Take the records underneath and set them down exactly.

- **ENTRIES PROVIDED**
** Start **

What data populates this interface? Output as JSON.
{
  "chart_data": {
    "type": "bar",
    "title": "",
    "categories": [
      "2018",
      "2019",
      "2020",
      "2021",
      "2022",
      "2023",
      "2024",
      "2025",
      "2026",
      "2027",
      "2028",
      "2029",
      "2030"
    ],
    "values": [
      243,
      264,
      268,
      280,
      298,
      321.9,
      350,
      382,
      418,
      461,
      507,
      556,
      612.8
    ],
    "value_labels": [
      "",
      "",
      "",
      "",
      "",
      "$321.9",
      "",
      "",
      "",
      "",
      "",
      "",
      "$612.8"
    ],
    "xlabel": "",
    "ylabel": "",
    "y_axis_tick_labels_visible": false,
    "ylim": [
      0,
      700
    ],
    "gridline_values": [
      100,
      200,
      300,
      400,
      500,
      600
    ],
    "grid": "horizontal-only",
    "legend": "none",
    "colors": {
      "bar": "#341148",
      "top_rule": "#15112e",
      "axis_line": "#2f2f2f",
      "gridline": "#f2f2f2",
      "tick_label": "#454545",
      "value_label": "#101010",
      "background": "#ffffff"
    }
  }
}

** End **

- **RESULT OF THE TASK**
What data populates this interface? Output as JSON.
{
  "chart_data": {
    "type": "bar",
    "title": "",
    "categories": [
      "2018",
      "2019",
      "2020",
      "2021",
      "2022",
      "2023",
      "2024",
      "2025",
      "2026",
      "2027",
      "2028",
      "2029",
      "2030"
    ],
    "values": [
      243,
      264,
      268,
      280,
      298,
      321.9,
      350,
      382,
      418,
      461,
      507,
      556,
      612.8
    ],
    "value_labels": [
      "",
      "",
      "",
      "",
      "",
      "$321.9",
      "",
      "",
      "",
      "",
      "",
      "",
      "$612.8"
    ],
    "xlabel": "",
    "ylabel": "",
    "y_axis_tick_labels_visible": false,
    "ylim": [
      0,
      700
    ],
    "gridline_values": [
      100,
      200,
      300,
      400,
      500,
      600
    ],
    "grid": "horizontal-only",
    "legend": "none",
    "colors": {
      "bar": "#341148",
      "top_rule": "#15112e",
      "axis_line": "#2f2f2f",
      "gridline": "#f2f2f2",
      "tick_label": "#454545",
      "value_label": "#101010",
      "background": "#ffffff"
    }
  }
}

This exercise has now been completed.